WORK TO DO:
Write every record out again exactly as given.
--- BEGIN TASK INPUTS ---
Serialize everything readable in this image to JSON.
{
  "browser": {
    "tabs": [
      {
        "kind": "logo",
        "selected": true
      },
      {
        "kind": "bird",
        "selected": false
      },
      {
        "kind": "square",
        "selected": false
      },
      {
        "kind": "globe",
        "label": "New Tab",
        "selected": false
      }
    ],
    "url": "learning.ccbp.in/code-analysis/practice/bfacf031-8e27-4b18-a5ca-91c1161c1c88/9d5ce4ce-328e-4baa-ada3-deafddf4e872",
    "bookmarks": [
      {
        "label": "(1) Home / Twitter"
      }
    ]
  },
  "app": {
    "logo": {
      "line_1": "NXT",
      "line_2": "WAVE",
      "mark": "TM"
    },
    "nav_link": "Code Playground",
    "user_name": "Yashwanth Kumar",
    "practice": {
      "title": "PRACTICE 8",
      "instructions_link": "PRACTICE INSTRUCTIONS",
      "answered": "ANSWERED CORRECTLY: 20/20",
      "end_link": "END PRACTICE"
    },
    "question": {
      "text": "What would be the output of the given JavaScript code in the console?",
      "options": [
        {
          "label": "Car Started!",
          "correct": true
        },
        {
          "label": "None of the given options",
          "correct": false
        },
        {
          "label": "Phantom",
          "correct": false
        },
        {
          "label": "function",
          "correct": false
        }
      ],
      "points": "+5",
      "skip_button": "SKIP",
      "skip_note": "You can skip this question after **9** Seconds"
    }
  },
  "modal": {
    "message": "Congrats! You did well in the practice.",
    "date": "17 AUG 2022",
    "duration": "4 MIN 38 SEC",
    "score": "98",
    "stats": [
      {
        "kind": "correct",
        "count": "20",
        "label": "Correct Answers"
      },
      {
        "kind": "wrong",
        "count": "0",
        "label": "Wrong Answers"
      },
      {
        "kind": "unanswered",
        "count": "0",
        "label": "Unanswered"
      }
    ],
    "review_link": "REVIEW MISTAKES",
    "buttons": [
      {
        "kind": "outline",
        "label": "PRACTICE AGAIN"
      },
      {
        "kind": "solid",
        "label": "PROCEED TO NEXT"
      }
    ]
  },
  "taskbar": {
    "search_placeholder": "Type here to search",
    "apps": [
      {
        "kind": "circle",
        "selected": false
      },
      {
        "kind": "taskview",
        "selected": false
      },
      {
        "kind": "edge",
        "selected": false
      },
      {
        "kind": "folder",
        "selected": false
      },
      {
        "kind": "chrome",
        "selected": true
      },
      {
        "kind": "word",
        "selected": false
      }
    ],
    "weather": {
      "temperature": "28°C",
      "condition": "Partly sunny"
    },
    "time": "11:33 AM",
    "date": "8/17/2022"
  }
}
--- END TASK INPUTS ---
EXERCISE SOLUTION:
Serialize everything readable in this image to JSON.
{
  "browser": {
    "tabs": [
      {
        "kind": "logo",
        "selected": true
      },
      {
        "kind": "bird",
        "selected": false
      },
      {
        "kind": "square",
        "selected": false
      },
      {
        "kind": "globe",
        "label": "New Tab",
        "selected": false
      }
    ],
    "url": "learning.ccbp.in/code-analysis/practice/bfacf031-8e27-4b18-a5ca-91c1161c1c88/9d5ce4ce-328e-4baa-ada3-deafddf4e872",
    "bookmarks": [
      {
        "label": "(1) Home / Twitter"
      }
    ]
  },
  "app": {
    "logo": {
      "line_1": "NXT",
      "line_2": "WAVE",
      "mark": "TM"
    },
    "nav_link": "Code Playground",
    "user_name": "Yashwanth Kumar",
    "practice": {
      "title": "PRACTICE 8",
      "instructions_link": "PRACTICE INSTRUCTIONS",
      "answered": "ANSWERED CORRECTLY: 20/20",
      "end_link": "END PRACTICE"
    },
    "question": {
      "text": "What would be the output of the given JavaScript code in the console?",
      "options": [
        {
          "label": "Car Started!",
          "correct": true
        },
        {
          "label": "None of the given options",
          "correct": false
        },
        {
          "label": "Phantom",
          "correct": false
        },
        {
          "label": "function",
          "correct": false
        }
      ],
      "points": "+5",
      "skip_button": "SKIP",
      "skip_note": "You can skip this question after **9** Seconds"
    }
  },
  "modal": {
    "message": "Congrats! You did well in the practice.",
    "date": "17 AUG 2022",
    "duration": "4 MIN 38 SEC",
    "score": "98",
    "stats": [
      {
        "kind": "correct",
        "count": "20",
        "label": "Correct Answers"
      },
      {
        "kind": "wrong",
        "count": "0",
        "label": "Wrong Answers"
      },
      {
        "kind": "unanswered",
        "count": "0",
        "label": "Unanswered"
      }
    ],
    "review_link": "REVIEW MISTAKES",
    "buttons": [
      {
        "kind": "outline",
        "label": "PRACTICE AGAIN"
      },
      {
        "kind": "solid",
        "label": "PROCEED TO NEXT"
      }
    ]
  },
  "taskbar": {
    "search_placeholder": "Type here to search",
    "apps": [
      {
        "kind": "circle",
        "selected": false
      },
      {
        "kind": "taskview",
        "selected": false
      },
      {
        "kind": "edge",
        "selected": false
      },
      {
        "kind": "folder",
        "selected": false
      },
      {
        "kind": "chrome",
        "selected": true
      },
      {
        "kind": "word",
        "selected": false
      }
    ],
    "weather": {
      "temperature": "28°C",
      "condition": "Partly sunny"
    },
    "time": "11:33 AM",
    "date": "8/17/2022"
  }
}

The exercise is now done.